◆ **EXTRACT**
Of course, not every high fence property owner puts the high level of effort into management as this fellow does.


----------



## Brassnadz (Jun 18, 2007)

deke said:


> And?


I was thinking the same thing. "And now....the rest of the story"!:rotfl:


----------



## FishinFoolFaron (Feb 11, 2009)

The words "hunt" and "high fence" do not belong in the same sentence, it is called a "harvest" just like a crop.
That being said, I would not pass the opportunity to go to a ranch and harvest some beef for free.
Just get ready because in a year or two, your photo with your harvest will show up in your e-mail with an incredible story of how it was hunted in the mountains of Montana.


----------



## yazoomike (Aug 31, 2006)

For all the high fence haters. Lifestyles and hunting is changing. Our grandparents didn't have McDonalds or Whataburger to run to when supper wasn't cooked. High fence hunting may be for the guy that doesn't have the time to work a lease or whatever. The ranch I hunt on is over 17k acres high fenced with 2 of our the borders of our 6500 being such. I tell you those deer are not trapped at all and we only bow hunt.

◆ **SUPPLIED ENTRIES**
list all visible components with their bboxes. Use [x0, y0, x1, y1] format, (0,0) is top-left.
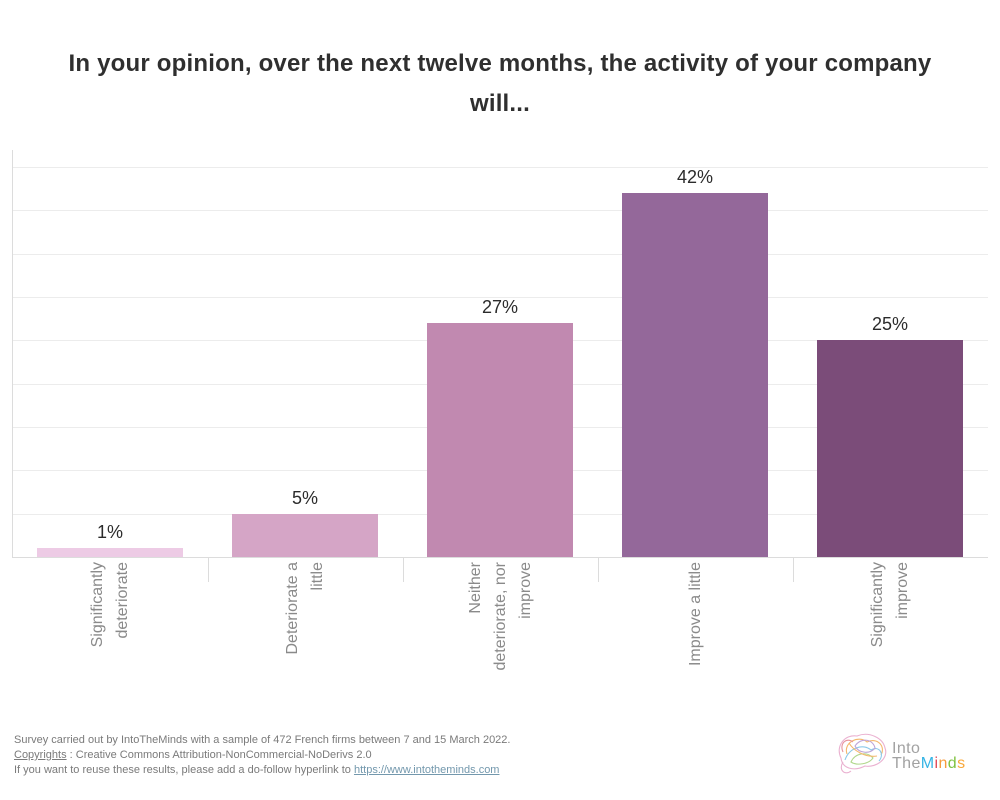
category-label-line: Neither: [466, 562, 484, 614]
bar-1[interactable]: [37, 548, 183, 557]
footer: Survey carried out by IntoTheMinds with …: [14, 733, 510, 778]
category-label-line: Deteriorate a: [284, 562, 301, 655]
category-label-line: little: [309, 562, 326, 591]
chart-title-line-2: will...: [469, 90, 531, 117]
footer-copyright-line: Copyrights : Creative Commons Attributio…: [14, 748, 510, 763]
bar-4[interactable]: [622, 192, 768, 557]
logo-text: Into TheMinds: [892, 740, 966, 772]
bar-chart: 1% Significantly deteriorate 5% Deteriorate …: [12, 150, 988, 712]
bar-5[interactable]: [817, 340, 963, 557]
footer-survey-line: Survey carried out by IntoTheMinds with …: [14, 734, 511, 746]
category-tick: [597, 557, 599, 582]
chart-title-line-1: In your opinion, over the next twelve mo…: [68, 50, 932, 77]
footer-reuse-text: If you want to reuse these results, plea…: [14, 764, 354, 776]
bar-value-label: 27%: [481, 296, 519, 317]
category-label: Deteriorate a little: [280, 562, 330, 712]
logo-word-minds: Minds: [921, 755, 966, 772]
category-label-line: Significantly: [89, 562, 106, 648]
logo-letter: s: [957, 755, 966, 772]
category-label-line: improve: [894, 562, 911, 619]
category-label: Neither deteriorate, nor improve: [463, 562, 538, 712]
logo-letter: M: [920, 755, 935, 772]
category-label-line: Significantly: [869, 562, 886, 648]
bar-2[interactable]: [232, 513, 378, 557]
category-label: Significantly deteriorate: [85, 562, 135, 712]
gridline: [12, 210, 988, 212]
footer-copyright-text: : Creative Commons Attribution-NonCommer…: [66, 749, 372, 761]
logo-letter: d: [947, 755, 958, 772]
bar-value-label: 25%: [871, 314, 909, 335]
brain-scribble-icon: [838, 733, 887, 774]
bar-3[interactable]: [427, 322, 573, 557]
x-axis-line: [12, 557, 988, 558]
category-label: Significantly improve: [865, 562, 915, 712]
gridline: [12, 166, 988, 168]
gridline: [12, 253, 988, 255]
category-tick: [792, 557, 794, 582]
footer-reuse-line: If you want to reuse these results, plea…: [14, 763, 510, 778]
logo-letter: n: [938, 755, 948, 772]
gridline: [12, 296, 988, 298]
intotheminds-logo: Into TheMinds: [833, 726, 993, 792]
logo-word-theminds: TheMinds: [892, 755, 966, 772]
y-axis-line: [12, 150, 13, 557]
bar-value-label: 1%: [96, 522, 123, 543]
chart-title: In your opinion, over the next twelve mo…: [0, 44, 1000, 124]
category-label-line: Improve a little: [686, 562, 704, 667]
copyrights-link[interactable]: Copyrights: [14, 749, 67, 761]
intotheminds-url-link[interactable]: https://www.intotheminds.com: [353, 764, 500, 776]
category-label: Improve a little: [683, 562, 708, 712]
category-tick: [207, 557, 209, 582]
logo-word-the: The: [892, 755, 921, 772]
logo-word-into: Into: [892, 740, 921, 757]
category-tick: [402, 557, 404, 582]
category-label-line: deteriorate: [114, 562, 131, 639]
bar-value-label: 42%: [676, 166, 714, 187]
logo-letter: i: [934, 755, 939, 772]
category-label-line: improve: [516, 562, 534, 619]
bar-value-label: 5%: [291, 487, 318, 508]
category-label-line: deteriorate, nor: [491, 562, 509, 671]
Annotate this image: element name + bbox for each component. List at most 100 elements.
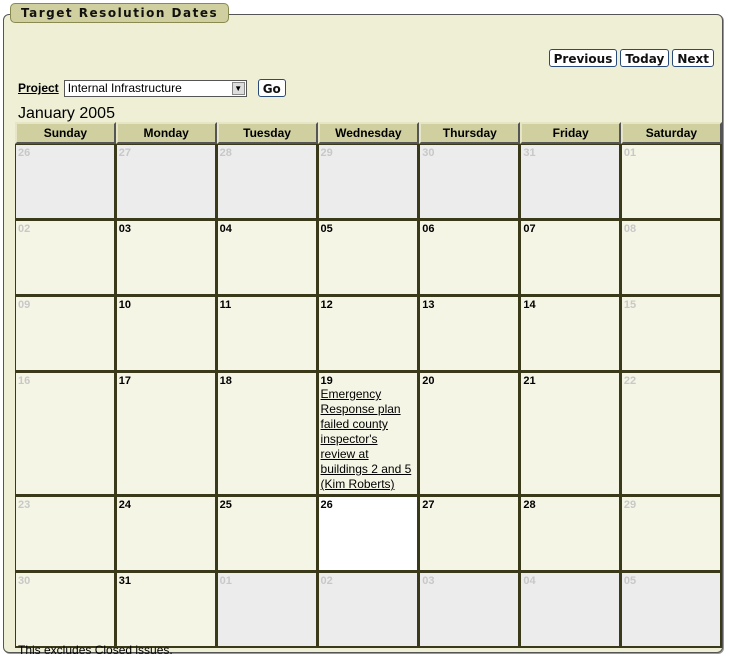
weekday-header: Thursday bbox=[419, 122, 521, 144]
day-number: 10 bbox=[118, 299, 131, 311]
day-cell: 21 bbox=[520, 372, 621, 496]
weekday-header: Wednesday bbox=[317, 122, 420, 144]
day-number: 24 bbox=[118, 499, 131, 511]
day-cell: 01 bbox=[216, 572, 318, 648]
day-number: 15 bbox=[623, 299, 637, 311]
project-filter: Project Internal Infrastructure ▼ Go bbox=[18, 79, 286, 97]
day-cell: 23 bbox=[15, 496, 116, 572]
month-navigation: Previous Today Next bbox=[548, 49, 714, 67]
day-cell: 02 bbox=[15, 220, 116, 296]
day-number: 01 bbox=[623, 147, 637, 159]
day-cell: 16 bbox=[15, 372, 116, 496]
day-number: 18 bbox=[219, 375, 232, 387]
day-number: 29 bbox=[623, 499, 637, 511]
dropdown-arrow-icon[interactable]: ▼ bbox=[231, 81, 245, 95]
day-number: 17 bbox=[118, 375, 131, 387]
day-cell: 01 bbox=[620, 144, 722, 220]
day-number: 05 bbox=[320, 223, 333, 235]
day-cell: 30 bbox=[419, 144, 521, 220]
next-button[interactable]: Next bbox=[672, 49, 714, 67]
day-number: 11 bbox=[219, 299, 232, 311]
calendar-week: 09 10 11 12 13 14 15 bbox=[15, 296, 722, 372]
issue-link[interactable]: Emergency Response plan failed county in… bbox=[320, 387, 412, 491]
weekday-header: Tuesday bbox=[216, 122, 318, 144]
day-number: 09 bbox=[18, 299, 31, 311]
day-number: 19 bbox=[320, 375, 333, 387]
day-number: 02 bbox=[18, 223, 31, 235]
day-cell: 05 bbox=[620, 572, 722, 648]
day-number: 29 bbox=[320, 147, 333, 159]
day-cell: 28 bbox=[520, 496, 621, 572]
day-cell: 18 bbox=[216, 372, 318, 496]
day-cell: 03 bbox=[419, 572, 521, 648]
day-cell: 02 bbox=[317, 572, 420, 648]
weekday-header: Saturday bbox=[620, 122, 722, 144]
day-cell: 20 bbox=[419, 372, 521, 496]
weekday-header: Monday bbox=[115, 122, 217, 144]
weekday-header: Sunday bbox=[15, 122, 116, 144]
calendar-week: 30 31 01 02 03 04 05 bbox=[15, 572, 722, 648]
calendar-week: 26 27 28 29 30 31 01 bbox=[15, 144, 722, 220]
panel-title: Target Resolution Dates bbox=[10, 3, 230, 23]
day-number: 31 bbox=[523, 147, 536, 159]
day-number: 28 bbox=[219, 147, 232, 159]
day-number: 01 bbox=[219, 575, 232, 587]
calendar-week: 16 17 18 19 Emergency Response plan failed c… bbox=[15, 372, 722, 496]
calendar-week: 23 24 25 26 27 28 29 bbox=[15, 496, 722, 572]
day-number: 31 bbox=[118, 575, 131, 587]
day-number: 04 bbox=[219, 223, 232, 235]
day-number: 20 bbox=[422, 375, 435, 387]
day-cell: 25 bbox=[216, 496, 318, 572]
day-number: 05 bbox=[623, 575, 637, 587]
day-cell: 10 bbox=[115, 296, 217, 372]
day-number: 12 bbox=[320, 299, 333, 311]
day-number: 03 bbox=[422, 575, 435, 587]
calendar-panel: Previous Today Next Project Internal Inf… bbox=[3, 14, 723, 657]
day-cell: 11 bbox=[216, 296, 318, 372]
month-title: January 2005 bbox=[18, 105, 115, 122]
day-cell: 27 bbox=[419, 496, 521, 572]
day-number: 30 bbox=[422, 147, 435, 159]
day-number: 16 bbox=[18, 375, 31, 387]
day-cell: 26 bbox=[317, 496, 420, 572]
day-number: 27 bbox=[118, 147, 131, 159]
project-selected-value: Internal Infrastructure bbox=[67, 81, 182, 95]
day-cell: 04 bbox=[520, 572, 621, 648]
day-number: 25 bbox=[219, 499, 232, 511]
day-number: 30 bbox=[18, 575, 31, 587]
day-cell: 22 bbox=[620, 372, 722, 496]
day-number: 21 bbox=[523, 375, 536, 387]
calendar-week: 02 03 04 05 06 07 08 bbox=[15, 220, 722, 296]
day-number: 02 bbox=[320, 575, 333, 587]
day-number: 07 bbox=[523, 223, 536, 235]
day-cell: 08 bbox=[620, 220, 722, 296]
day-cell: 31 bbox=[520, 144, 621, 220]
day-cell: 27 bbox=[115, 144, 217, 220]
day-cell: 06 bbox=[419, 220, 521, 296]
go-button[interactable]: Go bbox=[257, 79, 286, 97]
day-number: 08 bbox=[623, 223, 637, 235]
calendar-grid: Sunday Monday Tuesday Wednesday Thursday Frid… bbox=[15, 122, 722, 648]
day-number: 22 bbox=[623, 375, 637, 387]
project-select[interactable]: Internal Infrastructure ▼ bbox=[63, 79, 247, 97]
day-cell: 29 bbox=[317, 144, 420, 220]
day-cell: 05 bbox=[317, 220, 420, 296]
weekday-header: Friday bbox=[520, 122, 621, 144]
day-number: 06 bbox=[422, 223, 435, 235]
day-cell: 17 bbox=[115, 372, 217, 496]
day-cell: 19 Emergency Response plan failed county … bbox=[317, 372, 420, 496]
day-cell: 24 bbox=[115, 496, 217, 572]
day-number: 26 bbox=[320, 499, 333, 511]
project-label[interactable]: Project bbox=[18, 81, 59, 95]
day-cell: 07 bbox=[520, 220, 621, 296]
day-number: 13 bbox=[422, 299, 435, 311]
day-cell: 31 bbox=[115, 572, 217, 648]
day-cell: 13 bbox=[419, 296, 521, 372]
today-button[interactable]: Today bbox=[620, 49, 670, 67]
day-cell: 03 bbox=[115, 220, 217, 296]
footer-note: This excludes Closed issues. bbox=[18, 643, 173, 657]
day-number: 27 bbox=[422, 499, 435, 511]
day-number: 26 bbox=[18, 147, 31, 159]
day-cell: 15 bbox=[620, 296, 722, 372]
previous-button[interactable]: Previous bbox=[548, 49, 618, 67]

◆ **REQUIRED TASK 1**
How big is the ranch that yazoomike hunts on, according to the high fence hunting thread?
◆ **REQUIRED TASK 2**
Pick up the high fence hunting thread after its last sentence and keep it going.
The data has nothing to do with the forum thread on high fence hunting.

◆ **TASK RESULT 1**
It is over 17k acres and high fenced.

◆ **TASK RESULT 2**
----------



## Dead Wait (Mar 8, 2005)

I seem to get my hand's slapped alot on here after a comment or two so, one more time shouldn't hurt too bad. If someone gave you a gun or bow and cut you loose in the Houston Zoo and, told you that there's alot of game here. It's gonna cost you $4500. a gun. This is not a family lease. The question is, would you call this hunting? I call it ****. I bet if someone ever figure's out how to contain a large amount of Duck's and Geese in a confined area, 1000 acre Dome, slap a big price tag on that hunt, there will be plenty pics posted and alot of bragging :dance: going on then as well. This is all just my oppinion. Not the way I was brought up.


----------



## RACER (Mar 15, 2006)

I just want to go hunting with HAMMERDOWN..I have never seen anyone hunt with a cinder block or a louisville slugger..I will carry the bat for you...

LMFAO


----------



## Swampus (Sep 1, 2005)

No

Whatever floats your boat--There I said it! Ha!! Ridiculous every year.


----------



## waterspout (May 21, 2004)

Just thought I'd post again before it gets locked! Thank U!


----------



## Tiny (Dec 19, 2006)

High fence on less than say... 1000 acres... yea, some of you could call it "farming"
But high fence on 11,000 acres.... ain't know way in hell you can call it farming.


I'm just saying this because I get to hunt on an 11,000+ ranch once a year, and it ain't nothing like farming, matter of fact I believe one high fence ranch I hunted last year was less than 5000 acres, but... it dang sure wasn't like hunting at a farm, I can gaurantee ya that!


----------



## waterspout (May 21, 2004)

Tiny said:


> High fence on less than say... 1000 acres... yea, some of you could call it "farming"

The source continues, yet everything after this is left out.